Given problem>
Set down the listing below verbatim, reproducing every line with each character unaltered.

Data excerpts>
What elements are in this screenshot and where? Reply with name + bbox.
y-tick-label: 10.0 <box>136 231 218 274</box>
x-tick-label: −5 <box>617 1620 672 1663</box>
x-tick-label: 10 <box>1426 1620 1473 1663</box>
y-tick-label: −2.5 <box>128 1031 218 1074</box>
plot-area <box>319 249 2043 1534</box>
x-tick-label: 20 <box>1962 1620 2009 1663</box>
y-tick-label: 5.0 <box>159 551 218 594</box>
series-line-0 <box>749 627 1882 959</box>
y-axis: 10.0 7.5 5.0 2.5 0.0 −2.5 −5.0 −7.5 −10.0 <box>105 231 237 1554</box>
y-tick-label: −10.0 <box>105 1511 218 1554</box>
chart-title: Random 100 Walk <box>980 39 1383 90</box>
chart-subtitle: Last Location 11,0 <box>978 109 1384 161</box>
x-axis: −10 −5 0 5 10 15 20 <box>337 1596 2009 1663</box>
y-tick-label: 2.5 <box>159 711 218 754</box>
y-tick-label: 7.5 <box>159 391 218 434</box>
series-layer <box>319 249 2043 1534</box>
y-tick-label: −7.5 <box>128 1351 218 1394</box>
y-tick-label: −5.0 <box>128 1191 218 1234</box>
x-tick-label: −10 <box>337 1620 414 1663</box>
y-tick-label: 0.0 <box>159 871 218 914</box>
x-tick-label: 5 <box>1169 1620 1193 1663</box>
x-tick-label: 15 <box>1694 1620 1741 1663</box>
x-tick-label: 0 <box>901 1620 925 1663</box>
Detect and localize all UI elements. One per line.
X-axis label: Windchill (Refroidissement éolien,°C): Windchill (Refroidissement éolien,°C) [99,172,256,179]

Task result>
What elements are in this screenshot and where? Reply with name + bbox.
y-tick-label: 10.0 <box>136 231 218 274</box>
x-tick-label: −5 <box>617 1620 672 1663</box>
x-tick-label: 10 <box>1426 1620 1473 1663</box>
y-tick-label: −2.5 <box>128 1031 218 1074</box>
plot-area <box>319 249 2043 1534</box>
x-tick-label: 20 <box>1962 1620 2009 1663</box>
y-tick-label: 5.0 <box>159 551 218 594</box>
series-line-0 <box>749 627 1882 959</box>
y-axis: 10.0 7.5 5.0 2.5 0.0 −2.5 −5.0 −7.5 −10.0 <box>105 231 237 1554</box>
y-tick-label: −10.0 <box>105 1511 218 1554</box>
chart-title: Random 100 Walk <box>980 39 1383 90</box>
chart-subtitle: Last Location 11,0 <box>978 109 1384 161</box>
x-axis: −10 −5 0 5 10 15 20 <box>337 1596 2009 1663</box>
y-tick-label: 2.5 <box>159 711 218 754</box>
y-tick-label: 7.5 <box>159 391 218 434</box>
series-layer <box>319 249 2043 1534</box>
y-tick-label: −7.5 <box>128 1351 218 1394</box>
y-tick-label: −5.0 <box>128 1191 218 1234</box>
x-tick-label: −10 <box>337 1620 414 1663</box>
y-tick-label: 0.0 <box>159 871 218 914</box>
x-tick-label: 5 <box>1169 1620 1193 1663</box>
x-tick-label: 15 <box>1694 1620 1741 1663</box>
x-tick-label: 0 <box>901 1620 925 1663</box>
Detect and localize all UI elements. One per line.
X-axis label: Windchill (Refroidissement éolien,°C): Windchill (Refroidissement éolien,°C) [99,172,256,179]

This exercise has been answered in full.